(A run of records)
<<<<
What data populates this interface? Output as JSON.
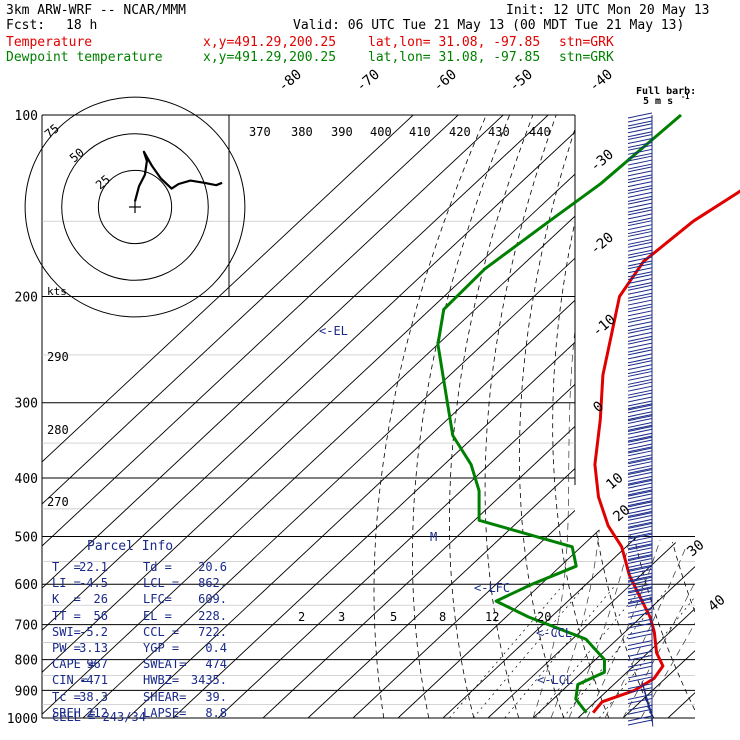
{
  "header": {
    "model": "3km ARW-WRF -- NCAR/MMM",
    "init": "Init: 12 UTC Mon 20 May 13",
    "fcst_label": "Fcst:",
    "fcst_value": "18 h",
    "valid": "Valid: 06 UTC Tue 21 May 13 (00 MDT Tue 21 May 13)",
    "temp_label": "Temperature",
    "dewp_label": "Dewpoint temperature",
    "xy": "x,y=491.29,200.25",
    "latlon": "lat,lon= 31.08, -97.85",
    "stn": "stn=GRK"
  },
  "colors": {
    "temperature": "#e00000",
    "dewpoint": "#008000",
    "parcel_info": "#1a2a8a",
    "wind_barbs": "#1a2a8a",
    "grid": "#000000"
  },
  "wind_legend": {
    "title": "Full barb:",
    "value": "5 m s",
    "exp": "-1"
  },
  "chart_data": {
    "type": "line",
    "xlabel": "",
    "ylabel": "",
    "y_scale": "log-pressure",
    "ylim": [
      1000,
      100
    ],
    "pressure_ticks": [
      100,
      200,
      300,
      400,
      500,
      600,
      700,
      800,
      900,
      1000
    ],
    "pressure_tick_labels": [
      "100",
      "200",
      "300",
      "400",
      "500",
      "600",
      "700",
      "800",
      "900",
      "1000"
    ],
    "isotherm_labels": [
      "-80",
      "-70",
      "-60",
      "-50",
      "-40",
      "-30",
      "-20",
      "-10",
      "0",
      "10",
      "20",
      "30",
      "40"
    ],
    "dry_adiabat_labels": [
      "370",
      "380",
      "390",
      "400",
      "410",
      "420",
      "430",
      "440",
      "290",
      "280",
      "270"
    ],
    "mixing_ratio_labels": [
      "2",
      "3",
      "5",
      "8",
      "12",
      "20"
    ],
    "series": [
      {
        "name": "Temperature",
        "points": [
          [
            100,
            -65.5
          ],
          [
            110,
            -65.8
          ],
          [
            125,
            -67.5
          ],
          [
            135,
            -69.5
          ],
          [
            150,
            -72.5
          ],
          [
            175,
            -74
          ],
          [
            200,
            -71
          ],
          [
            230,
            -64
          ],
          [
            270,
            -56
          ],
          [
            320,
            -46
          ],
          [
            380,
            -36.5
          ],
          [
            430,
            -28
          ],
          [
            480,
            -19
          ],
          [
            520,
            -11
          ],
          [
            580,
            -2.5
          ],
          [
            630,
            5
          ],
          [
            680,
            12
          ],
          [
            720,
            16.5
          ],
          [
            780,
            22
          ],
          [
            820,
            26.5
          ],
          [
            860,
            27.5
          ],
          [
            900,
            26
          ],
          [
            940,
            21.5
          ],
          [
            980,
            22.1
          ]
        ]
      },
      {
        "name": "Dewpoint temperature",
        "points": [
          [
            100,
            -100.5
          ],
          [
            130,
            -102
          ],
          [
            150,
            -104.5
          ],
          [
            180,
            -107.5
          ],
          [
            210,
            -107
          ],
          [
            240,
            -100
          ],
          [
            300,
            -84
          ],
          [
            340,
            -75
          ],
          [
            380,
            -64
          ],
          [
            420,
            -56
          ],
          [
            470,
            -49
          ],
          [
            520,
            -22
          ],
          [
            560,
            -16.5
          ],
          [
            600,
            -22
          ],
          [
            640,
            -26
          ],
          [
            680,
            -15
          ],
          [
            740,
            3
          ],
          [
            800,
            12
          ],
          [
            840,
            15
          ],
          [
            880,
            12
          ],
          [
            930,
            15
          ],
          [
            980,
            20.6
          ]
        ]
      }
    ],
    "annotations": [
      "<-EL",
      "M",
      "<-LFC",
      "<-CCL",
      "<-LCL"
    ],
    "wind_barbs": {
      "top_pressure": 100,
      "bottom_pressure": 1000,
      "count": 57,
      "full_barbs_low": 1,
      "full_barbs_mid": 3,
      "full_barbs_high": 2
    },
    "hodograph": {
      "rings_kts": [
        25,
        50,
        75
      ],
      "ring_labels": [
        "25",
        "50",
        "75"
      ],
      "speed_axis_label": "kts",
      "points_kts": [
        [
          0,
          5
        ],
        [
          4,
          18
        ],
        [
          10,
          28
        ],
        [
          12,
          40
        ],
        [
          9,
          48
        ],
        [
          17,
          36
        ],
        [
          26,
          25
        ],
        [
          37,
          16
        ],
        [
          44,
          20
        ],
        [
          56,
          23
        ],
        [
          70,
          21
        ],
        [
          82,
          19
        ],
        [
          88,
          21
        ]
      ]
    },
    "parcel_info": {
      "title": "Parcel Info",
      "rows": [
        [
          "T  =",
          "22.1",
          "Td =",
          "20.6"
        ],
        [
          "LI =",
          "-4.5",
          "LCL =",
          "862."
        ],
        [
          "K  =",
          "26",
          "LFC=",
          "609."
        ],
        [
          "TT =",
          "56",
          "EL =",
          "228."
        ],
        [
          "SWI=",
          "-5.2",
          "CCL =",
          "722."
        ],
        [
          "PW =",
          "3.13",
          "YGP =",
          "0.4"
        ],
        [
          "CAPE =",
          "967",
          "SWEAT=",
          "474"
        ],
        [
          "CIN =",
          "-471",
          "HWBZ=",
          "3435."
        ],
        [
          "Tc =",
          "38.3",
          "SHEAR=",
          "39."
        ],
        [
          "SREH =",
          "212",
          "LAPSE=",
          "8.8"
        ]
      ],
      "cell": "CELL = 243/34"
    }
  }
}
>>>>
◆ **Task directions**:
Reproduce the full listing above verbatim, with no pictures included.

◆ **Worked answer**:
What data populates this interface? Output as JSON.
{
  "header": {
    "model": "3km ARW-WRF -- NCAR/MMM",
    "init": "Init: 12 UTC Mon 20 May 13",
    "fcst_label": "Fcst:",
    "fcst_value": "18 h",
    "valid": "Valid: 06 UTC Tue 21 May 13 (00 MDT Tue 21 May 13)",
    "temp_label": "Temperature",
    "dewp_label": "Dewpoint temperature",
    "xy": "x,y=491.29,200.25",
    "latlon": "lat,lon= 31.08, -97.85",
    "stn": "stn=GRK"
  },
  "colors": {
    "temperature": "#e00000",
    "dewpoint": "#008000",
    "parcel_info": "#1a2a8a",
    "wind_barbs": "#1a2a8a",
    "grid": "#000000"
  },
  "wind_legend": {
    "title": "Full barb:",
    "value": "5 m s",
    "exp": "-1"
  },
  "chart_data": {
    "type": "line",
    "xlabel": "",
    "ylabel": "",
    "y_scale": "log-pressure",
    "ylim": [
      1000,
      100
    ],
    "pressure_ticks": [
      100,
      200,
      300,
      400,
      500,
      600,
      700,
      800,
      900,
      1000
    ],
    "pressure_tick_labels": [
      "100",
      "200",
      "300",
      "400",
      "500",
      "600",
      "700",
      "800",
      "900",
      "1000"
    ],
    "isotherm_labels": [
      "-80",
      "-70",
      "-60",
      "-50",
      "-40",
      "-30",
      "-20",
      "-10",
      "0",
      "10",
      "20",
      "30",
      "40"
    ],
    "dry_adiabat_labels": [
      "370",
      "380",
      "390",
      "400",
      "410",
      "420",
      "430",
      "440",
      "290",
      "280",
      "270"
    ],
    "mixing_ratio_labels": [
      "2",
      "3",
      "5",
      "8",
      "12",
      "20"
    ],
    "series": [
      {
        "name": "Temperature",
        "points": [
          [
            100,
            -65.5
          ],
          [
            110,
            -65.8
          ],
          [
            125,
            -67.5
          ],
          [
            135,
            -69.5
          ],
          [
            150,
            -72.5
          ],
          [
            175,
            -74
          ],
          [
            200,
            -71
          ],
          [
            230,
            -64
          ],
          [
            270,
            -56
          ],
          [
            320,
            -46
          ],
          [
            380,
            -36.5
          ],
          [
            430,
            -28
          ],
          [
            480,
            -19
          ],
          [
            520,
            -11
          ],
          [
            580,
            -2.5
          ],
          [
            630,
            5
          ],
          [
            680,
            12
          ],
          [
            720,
            16.5
          ],
          [
            780,
            22
          ],
          [
            820,
            26.5
          ],
          [
            860,
            27.5
          ],
          [
            900,
            26
          ],
          [
            940,
            21.5
          ],
          [
            980,
            22.1
          ]
        ]
      },
      {
        "name": "Dewpoint temperature",
        "points": [
          [
            100,
            -100.5
          ],
          [
            130,
            -102
          ],
          [
            150,
            -104.5
          ],
          [
            180,
            -107.5
          ],
          [
            210,
            -107
          ],
          [
            240,
            -100
          ],
          [
            300,
            -84
          ],
          [
            340,
            -75
          ],
          [
            380,
            -64
          ],
          [
            420,
            -56
          ],
          [
            470,
            -49
          ],
          [
            520,
            -22
          ],
          [
            560,
            -16.5
          ],
          [
            600,
            -22
          ],
          [
            640,
            -26
          ],
          [
            680,
            -15
          ],
          [
            740,
            3
          ],
          [
            800,
            12
          ],
          [
            840,
            15
          ],
          [
            880,
            12
          ],
          [
            930,
            15
          ],
          [
            980,
            20.6
          ]
        ]
      }
    ],
    "annotations": [
      "<-EL",
      "M",
      "<-LFC",
      "<-CCL",
      "<-LCL"
    ],
    "wind_barbs": {
      "top_pressure": 100,
      "bottom_pressure": 1000,
      "count": 57,
      "full_barbs_low": 1,
      "full_barbs_mid": 3,
      "full_barbs_high": 2
    },
    "hodograph": {
      "rings_kts": [
        25,
        50,
        75
      ],
      "ring_labels": [
        "25",
        "50",
        "75"
      ],
      "speed_axis_label": "kts",
      "points_kts": [
        [
          0,
          5
        ],
        [
          4,
          18
        ],
        [
          10,
          28
        ],
        [
          12,
          40
        ],
        [
          9,
          48
        ],
        [
          17,
          36
        ],
        [
          26,
          25
        ],
        [
          37,
          16
        ],
        [
          44,
          20
        ],
        [
          56,
          23
        ],
        [
          70,
          21
        ],
        [
          82,
          19
        ],
        [
          88,
          21
        ]
      ]
    },
    "parcel_info": {
      "title": "Parcel Info",
      "rows": [
        [
          "T  =",
          "22.1",
          "Td =",
          "20.6"
        ],
        [
          "LI =",
          "-4.5",
          "LCL =",
          "862."
        ],
        [
          "K  =",
          "26",
          "LFC=",
          "609."
        ],
        [
          "TT =",
          "56",
          "EL =",
          "228."
        ],
        [
          "SWI=",
          "-5.2",
          "CCL =",
          "722."
        ],
        [
          "PW =",
          "3.13",
          "YGP =",
          "0.4"
        ],
        [
          "CAPE =",
          "967",
          "SWEAT=",
          "474"
        ],
        [
          "CIN =",
          "-471",
          "HWBZ=",
          "3435."
        ],
        [
          "Tc =",
          "38.3",
          "SHEAR=",
          "39."
        ],
        [
          "SREH =",
          "212",
          "LAPSE=",
          "8.8"
        ]
      ],
      "cell": "CELL = 243/34"
    }
  }
}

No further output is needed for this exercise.